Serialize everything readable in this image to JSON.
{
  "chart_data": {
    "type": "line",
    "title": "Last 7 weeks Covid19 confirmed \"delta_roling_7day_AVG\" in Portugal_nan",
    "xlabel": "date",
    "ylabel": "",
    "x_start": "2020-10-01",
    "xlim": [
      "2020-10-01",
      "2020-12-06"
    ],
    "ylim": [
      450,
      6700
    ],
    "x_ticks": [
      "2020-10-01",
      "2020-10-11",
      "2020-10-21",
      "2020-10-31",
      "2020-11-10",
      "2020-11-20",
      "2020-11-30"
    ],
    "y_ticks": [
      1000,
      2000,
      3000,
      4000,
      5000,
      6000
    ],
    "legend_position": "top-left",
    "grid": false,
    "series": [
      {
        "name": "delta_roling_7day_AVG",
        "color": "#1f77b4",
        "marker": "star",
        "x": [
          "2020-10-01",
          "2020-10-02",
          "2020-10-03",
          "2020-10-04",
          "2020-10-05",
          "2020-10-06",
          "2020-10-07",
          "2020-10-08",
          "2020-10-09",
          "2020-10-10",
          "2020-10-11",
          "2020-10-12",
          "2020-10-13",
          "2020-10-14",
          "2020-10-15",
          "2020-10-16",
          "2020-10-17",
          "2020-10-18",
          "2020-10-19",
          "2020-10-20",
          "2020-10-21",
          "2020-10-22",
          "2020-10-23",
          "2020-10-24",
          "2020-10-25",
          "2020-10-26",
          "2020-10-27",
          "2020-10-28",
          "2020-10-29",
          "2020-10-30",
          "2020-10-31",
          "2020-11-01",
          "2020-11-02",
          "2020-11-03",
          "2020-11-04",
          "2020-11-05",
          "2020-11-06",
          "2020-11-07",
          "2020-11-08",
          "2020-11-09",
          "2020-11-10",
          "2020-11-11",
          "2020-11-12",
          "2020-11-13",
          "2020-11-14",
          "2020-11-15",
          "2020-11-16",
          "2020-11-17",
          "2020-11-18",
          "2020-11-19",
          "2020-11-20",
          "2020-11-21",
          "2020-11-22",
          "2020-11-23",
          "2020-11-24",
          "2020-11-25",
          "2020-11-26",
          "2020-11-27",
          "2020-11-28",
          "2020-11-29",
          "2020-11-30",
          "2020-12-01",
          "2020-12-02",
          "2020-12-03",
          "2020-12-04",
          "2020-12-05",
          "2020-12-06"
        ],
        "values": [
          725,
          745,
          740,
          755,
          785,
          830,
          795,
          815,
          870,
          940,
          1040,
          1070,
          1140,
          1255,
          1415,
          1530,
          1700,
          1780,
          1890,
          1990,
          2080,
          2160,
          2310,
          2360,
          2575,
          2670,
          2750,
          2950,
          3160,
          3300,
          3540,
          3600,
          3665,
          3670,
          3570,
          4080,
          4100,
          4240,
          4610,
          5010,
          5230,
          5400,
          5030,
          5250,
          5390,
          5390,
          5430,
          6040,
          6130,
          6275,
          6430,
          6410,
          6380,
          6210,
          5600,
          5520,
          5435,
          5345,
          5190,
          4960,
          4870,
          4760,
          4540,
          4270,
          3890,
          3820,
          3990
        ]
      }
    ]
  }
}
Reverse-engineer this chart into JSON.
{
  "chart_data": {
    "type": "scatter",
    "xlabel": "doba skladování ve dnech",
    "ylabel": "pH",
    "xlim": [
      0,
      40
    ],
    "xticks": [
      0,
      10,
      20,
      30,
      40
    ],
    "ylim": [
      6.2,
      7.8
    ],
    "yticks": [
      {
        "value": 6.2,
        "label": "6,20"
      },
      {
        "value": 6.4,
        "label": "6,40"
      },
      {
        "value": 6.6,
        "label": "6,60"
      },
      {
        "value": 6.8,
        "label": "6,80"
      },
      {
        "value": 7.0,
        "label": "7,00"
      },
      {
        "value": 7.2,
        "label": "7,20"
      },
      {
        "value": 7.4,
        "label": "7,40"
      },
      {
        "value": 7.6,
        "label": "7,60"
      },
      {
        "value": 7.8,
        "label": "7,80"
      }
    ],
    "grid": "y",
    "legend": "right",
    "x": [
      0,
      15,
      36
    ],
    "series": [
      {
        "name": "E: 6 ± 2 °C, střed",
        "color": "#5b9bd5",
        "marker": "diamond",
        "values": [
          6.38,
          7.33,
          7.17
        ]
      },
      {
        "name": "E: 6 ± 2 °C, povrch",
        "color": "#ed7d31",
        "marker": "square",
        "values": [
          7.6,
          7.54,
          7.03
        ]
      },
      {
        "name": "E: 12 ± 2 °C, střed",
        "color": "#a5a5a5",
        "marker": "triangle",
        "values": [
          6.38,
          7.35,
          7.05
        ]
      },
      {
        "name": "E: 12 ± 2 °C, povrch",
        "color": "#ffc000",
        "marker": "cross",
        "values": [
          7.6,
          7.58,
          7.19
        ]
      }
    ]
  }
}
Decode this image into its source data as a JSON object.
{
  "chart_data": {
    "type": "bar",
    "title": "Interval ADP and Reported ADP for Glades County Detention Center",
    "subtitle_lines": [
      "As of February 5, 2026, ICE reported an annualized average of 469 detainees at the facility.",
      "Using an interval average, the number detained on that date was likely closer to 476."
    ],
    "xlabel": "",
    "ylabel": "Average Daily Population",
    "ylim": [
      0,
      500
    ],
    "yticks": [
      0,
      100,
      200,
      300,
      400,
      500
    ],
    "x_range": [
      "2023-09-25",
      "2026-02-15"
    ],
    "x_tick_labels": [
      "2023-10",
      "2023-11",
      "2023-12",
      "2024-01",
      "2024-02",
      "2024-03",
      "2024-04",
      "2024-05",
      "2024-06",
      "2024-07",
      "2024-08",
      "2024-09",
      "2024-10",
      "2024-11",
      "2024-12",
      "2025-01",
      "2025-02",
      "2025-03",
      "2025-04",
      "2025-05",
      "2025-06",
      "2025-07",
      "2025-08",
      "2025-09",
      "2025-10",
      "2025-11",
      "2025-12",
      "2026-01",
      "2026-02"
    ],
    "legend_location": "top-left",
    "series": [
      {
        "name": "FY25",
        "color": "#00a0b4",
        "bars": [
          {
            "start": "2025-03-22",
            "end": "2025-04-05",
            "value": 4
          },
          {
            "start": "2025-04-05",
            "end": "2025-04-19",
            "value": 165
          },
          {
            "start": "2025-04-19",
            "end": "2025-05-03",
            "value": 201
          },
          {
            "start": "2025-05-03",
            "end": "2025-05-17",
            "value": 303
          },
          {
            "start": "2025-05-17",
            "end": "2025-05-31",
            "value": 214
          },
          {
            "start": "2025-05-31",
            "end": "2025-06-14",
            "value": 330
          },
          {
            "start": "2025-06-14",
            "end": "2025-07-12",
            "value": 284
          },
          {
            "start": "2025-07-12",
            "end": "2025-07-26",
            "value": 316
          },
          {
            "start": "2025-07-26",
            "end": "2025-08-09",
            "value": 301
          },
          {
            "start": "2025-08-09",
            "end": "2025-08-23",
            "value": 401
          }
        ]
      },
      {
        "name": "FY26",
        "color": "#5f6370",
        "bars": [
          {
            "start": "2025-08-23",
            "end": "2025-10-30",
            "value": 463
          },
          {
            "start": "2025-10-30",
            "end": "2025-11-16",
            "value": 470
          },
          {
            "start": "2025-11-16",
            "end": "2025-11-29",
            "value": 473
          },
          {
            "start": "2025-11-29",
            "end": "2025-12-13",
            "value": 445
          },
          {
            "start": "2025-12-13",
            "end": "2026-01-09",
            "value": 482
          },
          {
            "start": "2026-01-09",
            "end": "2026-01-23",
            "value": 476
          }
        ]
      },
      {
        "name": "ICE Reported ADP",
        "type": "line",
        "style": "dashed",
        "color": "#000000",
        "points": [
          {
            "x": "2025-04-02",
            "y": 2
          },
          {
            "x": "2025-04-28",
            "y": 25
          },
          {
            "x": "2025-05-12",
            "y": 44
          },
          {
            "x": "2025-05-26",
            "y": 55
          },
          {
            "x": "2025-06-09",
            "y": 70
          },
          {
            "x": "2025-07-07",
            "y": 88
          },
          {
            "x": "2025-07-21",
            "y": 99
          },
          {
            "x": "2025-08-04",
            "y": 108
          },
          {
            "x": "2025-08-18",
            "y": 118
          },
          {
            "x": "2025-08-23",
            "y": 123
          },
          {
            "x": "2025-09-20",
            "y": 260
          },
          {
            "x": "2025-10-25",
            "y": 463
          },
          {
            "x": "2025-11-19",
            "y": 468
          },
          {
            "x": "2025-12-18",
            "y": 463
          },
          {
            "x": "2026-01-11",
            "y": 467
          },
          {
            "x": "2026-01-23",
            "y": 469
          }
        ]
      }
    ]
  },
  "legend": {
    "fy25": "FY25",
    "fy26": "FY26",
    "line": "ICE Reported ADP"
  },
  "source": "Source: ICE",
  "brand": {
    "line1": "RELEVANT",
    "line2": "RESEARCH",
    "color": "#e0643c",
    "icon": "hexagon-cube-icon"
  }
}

● **Problem description**
Output nothing but the number of lines in the data containing the string "marker".

● **Solution for this task**
5